* BEGIN Provided entries *

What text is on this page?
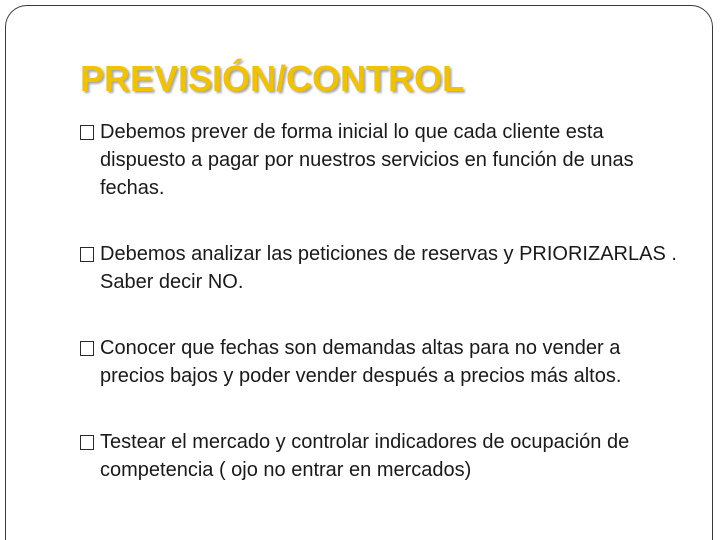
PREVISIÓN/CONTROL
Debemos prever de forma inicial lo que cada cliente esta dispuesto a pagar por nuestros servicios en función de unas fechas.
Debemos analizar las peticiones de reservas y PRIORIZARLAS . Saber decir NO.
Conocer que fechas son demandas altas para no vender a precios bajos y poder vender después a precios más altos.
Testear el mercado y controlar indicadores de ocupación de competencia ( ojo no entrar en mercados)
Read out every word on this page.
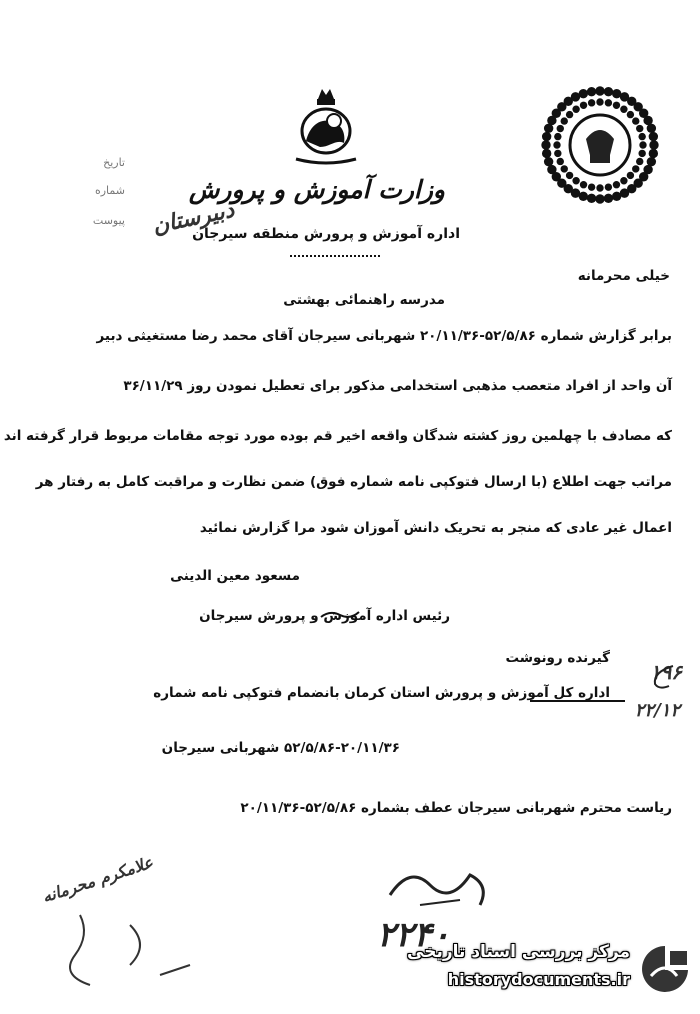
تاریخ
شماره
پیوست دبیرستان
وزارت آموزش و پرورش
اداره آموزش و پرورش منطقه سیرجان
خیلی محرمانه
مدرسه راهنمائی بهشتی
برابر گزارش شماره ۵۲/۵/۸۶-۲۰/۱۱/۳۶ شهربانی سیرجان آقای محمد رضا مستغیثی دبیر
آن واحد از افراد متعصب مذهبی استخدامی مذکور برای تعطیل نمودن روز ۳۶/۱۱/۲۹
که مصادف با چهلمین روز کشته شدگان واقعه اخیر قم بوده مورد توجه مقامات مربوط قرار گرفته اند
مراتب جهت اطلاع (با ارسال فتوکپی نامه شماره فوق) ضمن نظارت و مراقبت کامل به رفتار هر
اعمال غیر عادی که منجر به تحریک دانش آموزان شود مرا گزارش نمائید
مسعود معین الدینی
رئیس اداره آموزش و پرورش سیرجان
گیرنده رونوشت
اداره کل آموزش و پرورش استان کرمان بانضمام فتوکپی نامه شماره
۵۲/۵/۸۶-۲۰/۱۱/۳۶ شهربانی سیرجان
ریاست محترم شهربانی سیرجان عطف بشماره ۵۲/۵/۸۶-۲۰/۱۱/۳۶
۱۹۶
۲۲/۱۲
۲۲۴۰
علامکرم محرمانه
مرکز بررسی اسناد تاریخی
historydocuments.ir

* END Provided entries *

From the listing, copy every line where the string "گزارش" appears.

برابر گزارش شماره ۵۲/۵/۸۶-۲۰/۱۱/۳۶ شهربانی سیرجان آقای محمد رضا مستغیثی دبیر
اعمال غیر عادی که منجر به تحریک دانش آموزان شود مرا گزارش نمائید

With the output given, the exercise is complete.